#### Required action:
Report, from the records below, every line where the word "activity" appears.

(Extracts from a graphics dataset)
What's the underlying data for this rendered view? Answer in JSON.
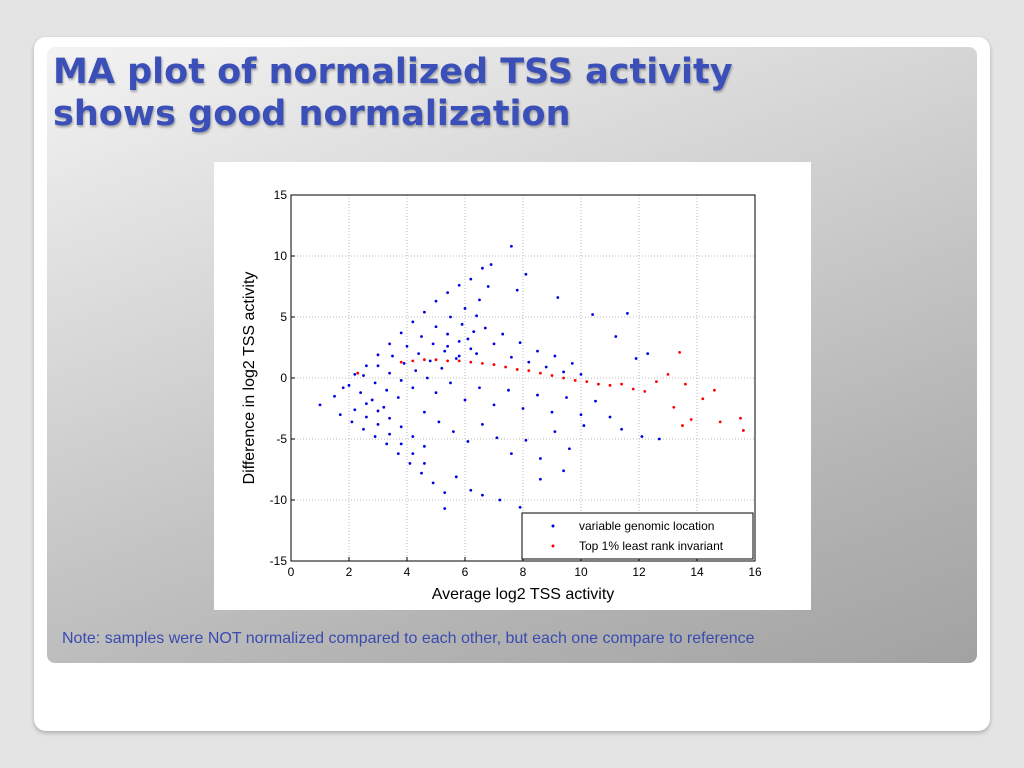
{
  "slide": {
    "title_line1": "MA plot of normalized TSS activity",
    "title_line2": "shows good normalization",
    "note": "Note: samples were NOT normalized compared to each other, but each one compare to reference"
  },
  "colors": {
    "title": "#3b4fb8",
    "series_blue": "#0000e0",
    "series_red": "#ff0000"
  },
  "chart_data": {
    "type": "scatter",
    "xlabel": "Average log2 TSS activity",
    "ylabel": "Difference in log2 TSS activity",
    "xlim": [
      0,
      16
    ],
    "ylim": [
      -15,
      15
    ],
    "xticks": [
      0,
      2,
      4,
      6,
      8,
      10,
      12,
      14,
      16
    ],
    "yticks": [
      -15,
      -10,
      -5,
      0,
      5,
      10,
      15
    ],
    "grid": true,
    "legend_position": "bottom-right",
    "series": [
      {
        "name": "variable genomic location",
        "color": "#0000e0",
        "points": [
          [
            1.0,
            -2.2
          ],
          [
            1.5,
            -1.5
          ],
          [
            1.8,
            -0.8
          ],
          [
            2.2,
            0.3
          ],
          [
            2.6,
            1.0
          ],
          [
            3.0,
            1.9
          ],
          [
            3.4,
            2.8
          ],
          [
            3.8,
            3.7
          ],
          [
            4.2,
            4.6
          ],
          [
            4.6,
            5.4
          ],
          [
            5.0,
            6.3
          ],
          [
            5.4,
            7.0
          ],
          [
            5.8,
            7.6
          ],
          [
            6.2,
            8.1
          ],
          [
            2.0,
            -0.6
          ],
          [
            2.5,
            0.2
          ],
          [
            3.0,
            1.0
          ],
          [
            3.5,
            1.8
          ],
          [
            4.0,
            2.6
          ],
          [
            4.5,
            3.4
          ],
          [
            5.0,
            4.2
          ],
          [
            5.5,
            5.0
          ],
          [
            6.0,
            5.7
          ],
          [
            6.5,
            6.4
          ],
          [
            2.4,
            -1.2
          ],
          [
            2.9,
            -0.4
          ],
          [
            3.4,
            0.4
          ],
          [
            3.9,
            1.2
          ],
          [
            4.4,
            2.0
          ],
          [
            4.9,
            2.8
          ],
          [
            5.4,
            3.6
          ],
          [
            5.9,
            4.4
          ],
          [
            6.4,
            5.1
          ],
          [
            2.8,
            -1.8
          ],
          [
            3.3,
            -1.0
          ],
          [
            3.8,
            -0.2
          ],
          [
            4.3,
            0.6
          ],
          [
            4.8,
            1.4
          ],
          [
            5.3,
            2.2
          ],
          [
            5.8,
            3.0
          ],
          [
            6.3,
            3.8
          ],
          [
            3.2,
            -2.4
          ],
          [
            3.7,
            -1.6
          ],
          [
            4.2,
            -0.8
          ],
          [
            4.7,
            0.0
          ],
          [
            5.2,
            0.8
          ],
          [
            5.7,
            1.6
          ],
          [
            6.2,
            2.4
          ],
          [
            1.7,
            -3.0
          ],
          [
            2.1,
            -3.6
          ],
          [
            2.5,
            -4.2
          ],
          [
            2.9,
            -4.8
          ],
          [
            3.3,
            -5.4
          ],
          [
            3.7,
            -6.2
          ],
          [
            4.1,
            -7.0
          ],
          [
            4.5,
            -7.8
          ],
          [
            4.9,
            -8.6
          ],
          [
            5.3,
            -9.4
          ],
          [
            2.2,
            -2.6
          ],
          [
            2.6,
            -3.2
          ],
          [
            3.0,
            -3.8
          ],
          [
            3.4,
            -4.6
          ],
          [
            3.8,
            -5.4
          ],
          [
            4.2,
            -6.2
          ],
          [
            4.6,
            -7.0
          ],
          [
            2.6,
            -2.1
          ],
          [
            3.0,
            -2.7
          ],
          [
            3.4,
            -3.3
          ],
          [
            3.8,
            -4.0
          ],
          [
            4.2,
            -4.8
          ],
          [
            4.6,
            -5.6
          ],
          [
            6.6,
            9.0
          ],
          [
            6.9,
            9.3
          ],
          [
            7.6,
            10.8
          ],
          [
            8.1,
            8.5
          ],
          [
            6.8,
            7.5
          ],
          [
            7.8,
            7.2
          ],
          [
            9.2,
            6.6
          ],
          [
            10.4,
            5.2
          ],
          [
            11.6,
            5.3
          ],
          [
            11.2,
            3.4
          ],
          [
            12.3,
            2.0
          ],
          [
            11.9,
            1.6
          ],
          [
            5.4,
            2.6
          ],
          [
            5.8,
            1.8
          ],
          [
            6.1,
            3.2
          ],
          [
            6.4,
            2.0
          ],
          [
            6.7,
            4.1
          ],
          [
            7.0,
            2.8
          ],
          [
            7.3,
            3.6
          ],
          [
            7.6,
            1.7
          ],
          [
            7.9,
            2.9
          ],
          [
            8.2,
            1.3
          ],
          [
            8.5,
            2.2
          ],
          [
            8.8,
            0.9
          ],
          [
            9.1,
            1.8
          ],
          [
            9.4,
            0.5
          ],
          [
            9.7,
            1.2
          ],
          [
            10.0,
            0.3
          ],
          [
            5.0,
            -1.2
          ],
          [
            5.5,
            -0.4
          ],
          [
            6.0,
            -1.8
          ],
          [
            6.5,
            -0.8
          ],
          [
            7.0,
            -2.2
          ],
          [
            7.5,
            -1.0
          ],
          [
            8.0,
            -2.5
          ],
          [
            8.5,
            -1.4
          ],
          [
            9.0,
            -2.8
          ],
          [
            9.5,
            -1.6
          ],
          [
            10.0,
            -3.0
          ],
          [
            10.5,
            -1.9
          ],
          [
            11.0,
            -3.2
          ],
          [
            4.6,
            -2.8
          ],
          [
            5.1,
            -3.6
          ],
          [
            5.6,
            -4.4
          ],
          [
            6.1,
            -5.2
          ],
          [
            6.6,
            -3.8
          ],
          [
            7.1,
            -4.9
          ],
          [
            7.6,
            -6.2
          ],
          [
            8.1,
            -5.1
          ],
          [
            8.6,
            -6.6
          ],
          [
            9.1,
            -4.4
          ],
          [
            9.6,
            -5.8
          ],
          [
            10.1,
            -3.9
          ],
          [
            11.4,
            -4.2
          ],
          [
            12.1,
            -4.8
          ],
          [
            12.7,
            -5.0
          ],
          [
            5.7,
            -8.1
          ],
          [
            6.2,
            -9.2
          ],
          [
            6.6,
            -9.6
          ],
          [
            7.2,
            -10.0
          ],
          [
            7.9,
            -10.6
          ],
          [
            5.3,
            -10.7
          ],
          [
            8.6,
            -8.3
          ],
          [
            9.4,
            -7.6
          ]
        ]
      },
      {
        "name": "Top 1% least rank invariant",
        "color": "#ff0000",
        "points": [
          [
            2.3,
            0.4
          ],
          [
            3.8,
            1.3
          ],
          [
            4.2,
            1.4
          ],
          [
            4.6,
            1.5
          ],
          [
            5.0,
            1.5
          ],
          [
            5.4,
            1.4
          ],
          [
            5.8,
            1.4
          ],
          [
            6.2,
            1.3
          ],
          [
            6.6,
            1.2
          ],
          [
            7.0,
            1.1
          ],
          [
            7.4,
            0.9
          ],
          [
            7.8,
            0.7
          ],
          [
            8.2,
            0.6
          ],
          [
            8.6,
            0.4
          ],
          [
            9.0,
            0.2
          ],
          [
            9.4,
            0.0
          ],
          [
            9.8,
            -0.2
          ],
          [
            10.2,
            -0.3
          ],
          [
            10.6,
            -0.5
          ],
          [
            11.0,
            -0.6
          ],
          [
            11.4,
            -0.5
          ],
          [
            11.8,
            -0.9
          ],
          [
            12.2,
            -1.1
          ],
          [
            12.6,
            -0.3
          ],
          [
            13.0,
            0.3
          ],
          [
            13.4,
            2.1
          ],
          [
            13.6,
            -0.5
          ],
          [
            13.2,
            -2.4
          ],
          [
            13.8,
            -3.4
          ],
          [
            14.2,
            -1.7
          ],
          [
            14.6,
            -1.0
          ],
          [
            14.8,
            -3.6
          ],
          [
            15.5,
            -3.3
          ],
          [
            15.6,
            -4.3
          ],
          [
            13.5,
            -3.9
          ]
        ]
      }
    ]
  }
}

#### Solution:
    "title_line1": "MA plot of normalized TSS activity",
    "xlabel": "Average log2 TSS activity",
    "ylabel": "Difference in log2 TSS activity",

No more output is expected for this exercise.